** BEGIN Data for processing **
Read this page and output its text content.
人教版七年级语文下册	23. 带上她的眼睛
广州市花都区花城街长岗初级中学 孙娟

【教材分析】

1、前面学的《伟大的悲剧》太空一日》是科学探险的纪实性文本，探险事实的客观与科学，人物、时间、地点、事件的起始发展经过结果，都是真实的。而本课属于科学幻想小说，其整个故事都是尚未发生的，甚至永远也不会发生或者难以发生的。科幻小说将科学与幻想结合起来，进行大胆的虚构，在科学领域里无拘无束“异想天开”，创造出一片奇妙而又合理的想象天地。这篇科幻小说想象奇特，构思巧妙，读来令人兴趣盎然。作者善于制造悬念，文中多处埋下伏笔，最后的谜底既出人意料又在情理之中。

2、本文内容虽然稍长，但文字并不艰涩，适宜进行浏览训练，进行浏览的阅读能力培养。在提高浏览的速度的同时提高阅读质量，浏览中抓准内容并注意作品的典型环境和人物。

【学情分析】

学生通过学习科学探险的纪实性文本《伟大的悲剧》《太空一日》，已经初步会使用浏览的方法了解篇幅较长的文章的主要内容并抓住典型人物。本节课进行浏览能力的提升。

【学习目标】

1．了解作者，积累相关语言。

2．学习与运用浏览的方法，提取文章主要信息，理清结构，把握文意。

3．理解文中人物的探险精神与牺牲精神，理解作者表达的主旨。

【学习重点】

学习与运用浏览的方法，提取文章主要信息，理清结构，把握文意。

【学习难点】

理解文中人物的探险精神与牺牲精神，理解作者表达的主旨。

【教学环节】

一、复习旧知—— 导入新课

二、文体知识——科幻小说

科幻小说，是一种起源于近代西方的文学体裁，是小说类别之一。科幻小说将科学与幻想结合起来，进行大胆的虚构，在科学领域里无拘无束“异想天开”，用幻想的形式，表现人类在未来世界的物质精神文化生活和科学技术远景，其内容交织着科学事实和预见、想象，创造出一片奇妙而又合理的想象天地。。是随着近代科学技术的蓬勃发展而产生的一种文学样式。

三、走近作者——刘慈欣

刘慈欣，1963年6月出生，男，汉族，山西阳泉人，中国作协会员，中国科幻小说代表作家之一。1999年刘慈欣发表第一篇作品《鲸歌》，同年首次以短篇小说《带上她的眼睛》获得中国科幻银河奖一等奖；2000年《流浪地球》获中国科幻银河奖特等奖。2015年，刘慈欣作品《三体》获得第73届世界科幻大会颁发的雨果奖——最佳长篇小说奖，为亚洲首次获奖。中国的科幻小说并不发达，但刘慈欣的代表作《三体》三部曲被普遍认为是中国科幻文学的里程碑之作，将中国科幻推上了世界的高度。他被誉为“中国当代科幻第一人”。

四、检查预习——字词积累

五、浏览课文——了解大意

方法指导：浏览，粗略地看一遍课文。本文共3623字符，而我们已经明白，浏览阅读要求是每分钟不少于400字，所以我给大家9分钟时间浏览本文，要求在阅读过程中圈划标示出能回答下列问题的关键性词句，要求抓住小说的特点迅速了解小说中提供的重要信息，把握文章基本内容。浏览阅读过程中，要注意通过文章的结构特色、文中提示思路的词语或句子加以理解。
** END Data for processing **
** BEGIN Data for processing **
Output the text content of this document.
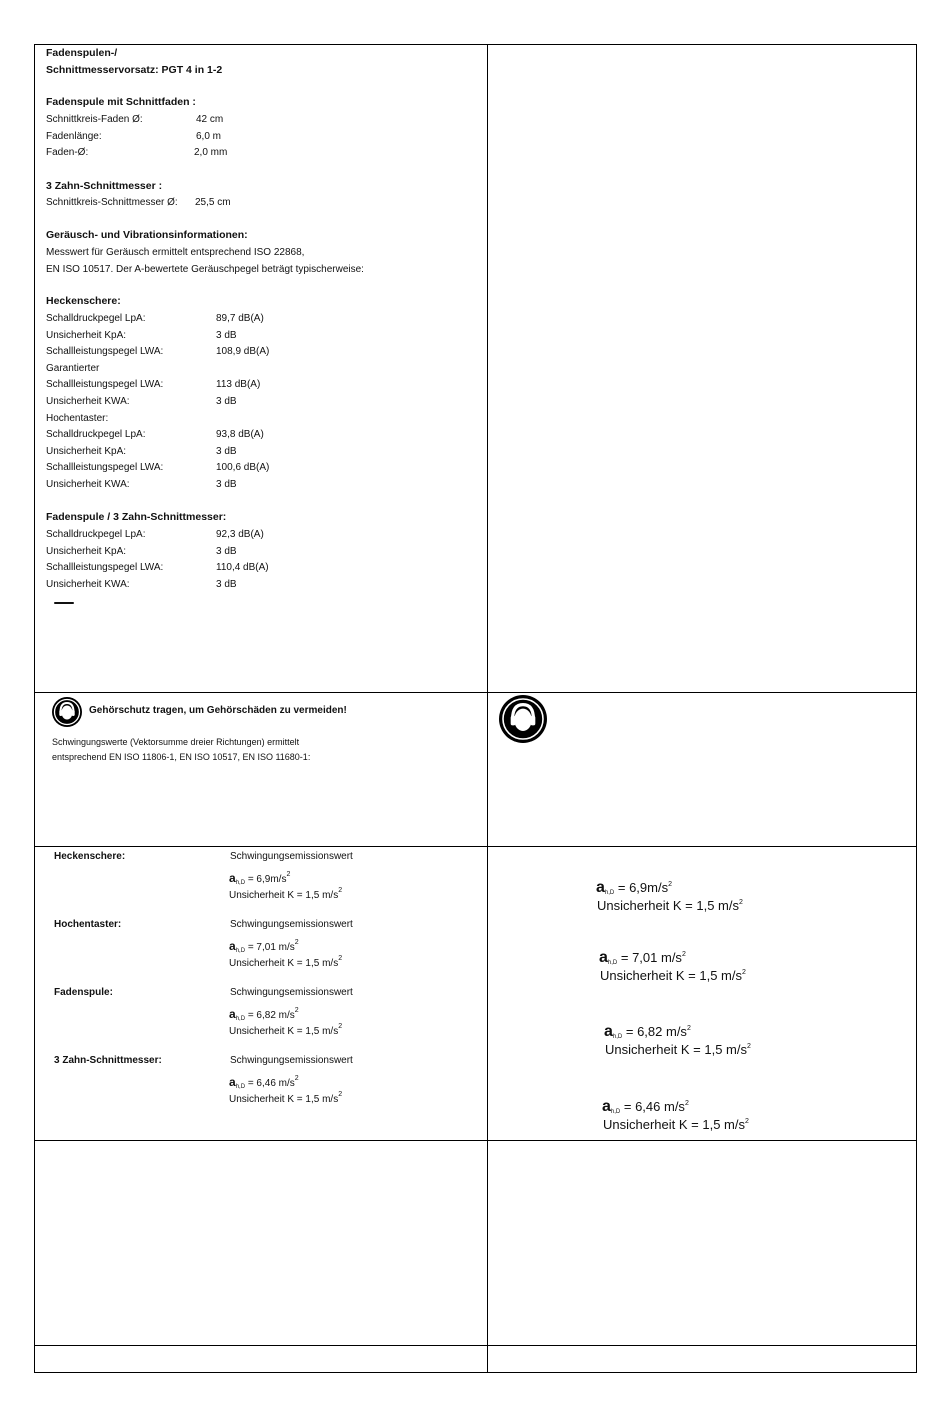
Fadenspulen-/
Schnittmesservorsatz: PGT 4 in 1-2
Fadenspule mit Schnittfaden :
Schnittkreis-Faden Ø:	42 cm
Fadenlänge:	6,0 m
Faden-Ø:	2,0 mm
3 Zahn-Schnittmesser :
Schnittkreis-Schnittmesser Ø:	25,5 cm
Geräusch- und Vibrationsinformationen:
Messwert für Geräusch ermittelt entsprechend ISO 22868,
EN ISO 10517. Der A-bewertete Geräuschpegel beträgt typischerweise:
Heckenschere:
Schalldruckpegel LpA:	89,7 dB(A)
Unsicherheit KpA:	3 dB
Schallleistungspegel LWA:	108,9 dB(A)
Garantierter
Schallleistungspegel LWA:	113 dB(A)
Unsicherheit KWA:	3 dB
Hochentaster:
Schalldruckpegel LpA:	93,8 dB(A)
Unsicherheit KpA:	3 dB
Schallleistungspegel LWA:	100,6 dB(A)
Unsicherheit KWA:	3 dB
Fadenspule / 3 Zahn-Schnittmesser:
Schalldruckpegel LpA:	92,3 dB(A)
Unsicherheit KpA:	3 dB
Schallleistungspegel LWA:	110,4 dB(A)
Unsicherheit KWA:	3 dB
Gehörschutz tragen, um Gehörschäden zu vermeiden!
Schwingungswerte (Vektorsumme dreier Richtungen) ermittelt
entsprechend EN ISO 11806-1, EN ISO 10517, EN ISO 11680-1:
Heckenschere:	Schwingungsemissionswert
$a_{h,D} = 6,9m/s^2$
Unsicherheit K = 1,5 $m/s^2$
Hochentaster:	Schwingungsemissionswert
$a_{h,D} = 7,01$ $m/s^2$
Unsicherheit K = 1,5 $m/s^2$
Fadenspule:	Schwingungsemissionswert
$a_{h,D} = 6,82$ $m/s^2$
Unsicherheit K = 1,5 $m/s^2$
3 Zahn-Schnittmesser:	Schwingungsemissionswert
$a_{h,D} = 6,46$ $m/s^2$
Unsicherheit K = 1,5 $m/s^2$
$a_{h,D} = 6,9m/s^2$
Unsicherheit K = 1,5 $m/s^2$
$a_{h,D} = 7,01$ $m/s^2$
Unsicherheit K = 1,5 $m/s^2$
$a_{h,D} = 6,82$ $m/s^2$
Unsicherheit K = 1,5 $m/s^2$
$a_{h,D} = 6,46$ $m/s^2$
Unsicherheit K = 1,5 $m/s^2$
** END Data for processing **
Your task |
Collect the complete line wherever the string "异想天开" appears in the records.

Result for this task |
1、前面学的《伟大的悲剧》太空一日》是科学探险的纪实性文本，探险事实的客观与科学，人物、时间、地点、事件的起始发展经过结果，都是真实的。而本课属于科学幻想小说，其整个故事都是尚未发生的，甚至永远也不会发生或者难以发生的。科幻小说将科学与幻想结合起来，进行大胆的虚构，在科学领域里无拘无束“异想天开”，创造出一片奇妙而又合理的想象天地。这篇科幻小说想象奇特，构思巧妙，读来令人兴趣盎然。作者善于制造悬念，文中多处埋下伏笔，最后的谜底既出人意料又在情理之中。
科幻小说，是一种起源于近代西方的文学体裁，是小说类别之一。科幻小说将科学与幻想结合起来，进行大胆的虚构，在科学领域里无拘无束“异想天开”，用幻想的形式，表现人类在未来世界的物质精神文化生活和科学技术远景，其内容交织着科学事实和预见、想象，创造出一片奇妙而又合理的想象天地。。是随着近代科学技术的蓬勃发展而产生的一种文学样式。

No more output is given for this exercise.